● What you need to do: Write every record out again exactly as given.

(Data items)
..............................

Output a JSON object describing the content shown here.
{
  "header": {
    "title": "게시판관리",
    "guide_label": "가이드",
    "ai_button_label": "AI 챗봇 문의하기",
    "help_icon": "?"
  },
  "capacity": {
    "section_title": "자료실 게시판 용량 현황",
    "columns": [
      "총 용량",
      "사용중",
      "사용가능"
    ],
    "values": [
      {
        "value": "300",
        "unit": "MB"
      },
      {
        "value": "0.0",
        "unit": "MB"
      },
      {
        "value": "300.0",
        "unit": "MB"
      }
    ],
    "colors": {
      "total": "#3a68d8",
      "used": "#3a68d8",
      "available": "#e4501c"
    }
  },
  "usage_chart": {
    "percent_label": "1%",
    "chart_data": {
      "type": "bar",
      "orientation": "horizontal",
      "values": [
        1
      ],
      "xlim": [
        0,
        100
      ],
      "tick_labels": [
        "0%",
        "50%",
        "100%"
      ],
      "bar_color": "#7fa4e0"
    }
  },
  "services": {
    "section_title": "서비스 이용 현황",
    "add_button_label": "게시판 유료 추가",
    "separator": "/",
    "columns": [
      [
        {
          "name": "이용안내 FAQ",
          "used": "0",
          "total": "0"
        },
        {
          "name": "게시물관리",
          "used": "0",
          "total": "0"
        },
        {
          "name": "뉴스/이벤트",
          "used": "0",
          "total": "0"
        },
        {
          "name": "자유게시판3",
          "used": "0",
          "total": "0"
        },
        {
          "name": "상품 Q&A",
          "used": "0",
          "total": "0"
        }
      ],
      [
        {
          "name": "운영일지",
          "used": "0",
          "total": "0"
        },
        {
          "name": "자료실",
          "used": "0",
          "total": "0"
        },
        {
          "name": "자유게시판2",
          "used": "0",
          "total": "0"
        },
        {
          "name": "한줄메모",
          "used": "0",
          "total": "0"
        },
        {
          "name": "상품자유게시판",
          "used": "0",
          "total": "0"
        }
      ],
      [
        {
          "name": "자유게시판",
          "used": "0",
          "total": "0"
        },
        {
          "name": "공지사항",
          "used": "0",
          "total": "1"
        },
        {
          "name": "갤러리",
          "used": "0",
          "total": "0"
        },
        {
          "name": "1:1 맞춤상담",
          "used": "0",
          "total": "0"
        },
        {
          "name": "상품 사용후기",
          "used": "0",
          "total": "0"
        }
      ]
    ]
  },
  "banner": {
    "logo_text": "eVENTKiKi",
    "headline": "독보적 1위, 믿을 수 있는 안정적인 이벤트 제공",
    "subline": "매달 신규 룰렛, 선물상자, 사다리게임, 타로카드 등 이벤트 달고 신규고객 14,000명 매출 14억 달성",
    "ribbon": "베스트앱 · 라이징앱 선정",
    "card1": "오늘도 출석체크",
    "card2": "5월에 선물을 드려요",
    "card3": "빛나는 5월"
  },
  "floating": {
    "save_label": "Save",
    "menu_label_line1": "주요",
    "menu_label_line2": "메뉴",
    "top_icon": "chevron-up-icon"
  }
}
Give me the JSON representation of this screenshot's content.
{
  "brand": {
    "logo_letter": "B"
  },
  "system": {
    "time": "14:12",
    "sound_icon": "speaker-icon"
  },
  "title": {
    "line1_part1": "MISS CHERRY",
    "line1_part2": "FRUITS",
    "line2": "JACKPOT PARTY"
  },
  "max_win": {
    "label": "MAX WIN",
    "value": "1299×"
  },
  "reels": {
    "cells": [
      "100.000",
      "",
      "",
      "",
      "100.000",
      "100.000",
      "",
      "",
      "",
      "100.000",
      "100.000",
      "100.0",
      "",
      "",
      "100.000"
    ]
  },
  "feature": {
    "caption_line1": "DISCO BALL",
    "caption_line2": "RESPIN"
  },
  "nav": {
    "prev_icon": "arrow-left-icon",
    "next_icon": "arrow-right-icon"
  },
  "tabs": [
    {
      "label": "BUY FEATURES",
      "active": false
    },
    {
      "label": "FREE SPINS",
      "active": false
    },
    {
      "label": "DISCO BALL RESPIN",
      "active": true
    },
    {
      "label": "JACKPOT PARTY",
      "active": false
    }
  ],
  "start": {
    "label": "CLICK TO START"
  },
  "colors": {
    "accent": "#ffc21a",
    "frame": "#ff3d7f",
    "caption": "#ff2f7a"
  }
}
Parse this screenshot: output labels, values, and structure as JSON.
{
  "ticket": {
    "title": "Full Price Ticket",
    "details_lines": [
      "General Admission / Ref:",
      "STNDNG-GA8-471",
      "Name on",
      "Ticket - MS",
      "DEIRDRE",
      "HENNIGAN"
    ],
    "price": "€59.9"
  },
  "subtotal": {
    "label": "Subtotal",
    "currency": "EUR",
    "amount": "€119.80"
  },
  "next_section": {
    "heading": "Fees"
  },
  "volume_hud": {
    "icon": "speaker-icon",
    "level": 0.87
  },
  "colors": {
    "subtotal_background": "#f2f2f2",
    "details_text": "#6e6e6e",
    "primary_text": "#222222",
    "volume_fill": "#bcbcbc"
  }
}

..............................

● Solution:
Output a JSON object describing the content shown here.
{
  "header": {
    "title": "게시판관리",
    "guide_label": "가이드",
    "ai_button_label": "AI 챗봇 문의하기",
    "help_icon": "?"
  },
  "capacity": {
    "section_title": "자료실 게시판 용량 현황",
    "columns": [
      "총 용량",
      "사용중",
      "사용가능"
    ],
    "values": [
      {
        "value": "300",
        "unit": "MB"
      },
      {
        "value": "0.0",
        "unit": "MB"
      },
      {
        "value": "300.0",
        "unit": "MB"
      }
    ],
    "colors": {
      "total": "#3a68d8",
      "used": "#3a68d8",
      "available": "#e4501c"
    }
  },
  "usage_chart": {
    "percent_label": "1%",
    "chart_data": {
      "type": "bar",
      "orientation": "horizontal",
      "values": [
        1
      ],
      "xlim": [
        0,
        100
      ],
      "tick_labels": [
        "0%",
        "50%",
        "100%"
      ],
      "bar_color": "#7fa4e0"
    }
  },
  "services": {
    "section_title": "서비스 이용 현황",
    "add_button_label": "게시판 유료 추가",
    "separator": "/",
    "columns": [
      [
        {
          "name": "이용안내 FAQ",
          "used": "0",
          "total": "0"
        },
        {
          "name": "게시물관리",
          "used": "0",
          "total": "0"
        },
        {
          "name": "뉴스/이벤트",
          "used": "0",
          "total": "0"
        },
        {
          "name": "자유게시판3",
          "used": "0",
          "total": "0"
        },
        {
          "name": "상품 Q&A",
          "used": "0",
          "total": "0"
        }
      ],
      [
        {
          "name": "운영일지",
          "used": "0",
          "total": "0"
        },
        {
          "name": "자료실",
          "used": "0",
          "total": "0"
        },
        {
          "name": "자유게시판2",
          "used": "0",
          "total": "0"
        },
        {
          "name": "한줄메모",
          "used": "0",
          "total": "0"
        },
        {
          "name": "상품자유게시판",
          "used": "0",
          "total": "0"
        }
      ],
      [
        {
          "name": "자유게시판",
          "used": "0",
          "total": "0"
        },
        {
          "name": "공지사항",
          "used": "0",
          "total": "1"
        },
        {
          "name": "갤러리",
          "used": "0",
          "total": "0"
        },
        {
          "name": "1:1 맞춤상담",
          "used": "0",
          "total": "0"
        },
        {
          "name": "상품 사용후기",
          "used": "0",
          "total": "0"
        }
      ]
    ]
  },
  "banner": {
    "logo_text": "eVENTKiKi",
    "headline": "독보적 1위, 믿을 수 있는 안정적인 이벤트 제공",
    "subline": "매달 신규 룰렛, 선물상자, 사다리게임, 타로카드 등 이벤트 달고 신규고객 14,000명 매출 14억 달성",
    "ribbon": "베스트앱 · 라이징앱 선정",
    "card1": "오늘도 출석체크",
    "card2": "5월에 선물을 드려요",
    "card3": "빛나는 5월"
  },
  "floating": {
    "save_label": "Save",
    "menu_label_line1": "주요",
    "menu_label_line2": "메뉴",
    "top_icon": "chevron-up-icon"
  }
}
Give me the JSON representation of this screenshot's content.
{
  "brand": {
    "logo_letter": "B"
  },
  "system": {
    "time": "14:12",
    "sound_icon": "speaker-icon"
  },
  "title": {
    "line1_part1": "MISS CHERRY",
    "line1_part2": "FRUITS",
    "line2": "JACKPOT PARTY"
  },
  "max_win": {
    "label": "MAX WIN",
    "value": "1299×"
  },
  "reels": {
    "cells": [
      "100.000",
      "",
      "",
      "",
      "100.000",
      "100.000",
      "",
      "",
      "",
      "100.000",
      "100.000",
      "100.0",
      "",
      "",
      "100.000"
    ]
  },
  "feature": {
    "caption_line1": "DISCO BALL",
    "caption_line2": "RESPIN"
  },
  "nav": {
    "prev_icon": "arrow-left-icon",
    "next_icon": "arrow-right-icon"
  },
  "tabs": [
    {
      "label": "BUY FEATURES",
      "active": false
    },
    {
      "label": "FREE SPINS",
      "active": false
    },
    {
      "label": "DISCO BALL RESPIN",
      "active": true
    },
    {
      "label": "JACKPOT PARTY",
      "active": false
    }
  ],
  "start": {
    "label": "CLICK TO START"
  },
  "colors": {
    "accent": "#ffc21a",
    "frame": "#ff3d7f",
    "caption": "#ff2f7a"
  }
}
Parse this screenshot: output labels, values, and structure as JSON.
{
  "ticket": {
    "title": "Full Price Ticket",
    "details_lines": [
      "General Admission / Ref:",
      "STNDNG-GA8-471",
      "Name on",
      "Ticket - MS",
      "DEIRDRE",
      "HENNIGAN"
    ],
    "price": "€59.9"
  },
  "subtotal": {
    "label": "Subtotal",
    "currency": "EUR",
    "amount": "€119.80"
  },
  "next_section": {
    "heading": "Fees"
  },
  "volume_hud": {
    "icon": "speaker-icon",
    "level": 0.87
  },
  "colors": {
    "subtotal_background": "#f2f2f2",
    "details_text": "#6e6e6e",
    "primary_text": "#222222",
    "volume_fill": "#bcbcbc"
  }
}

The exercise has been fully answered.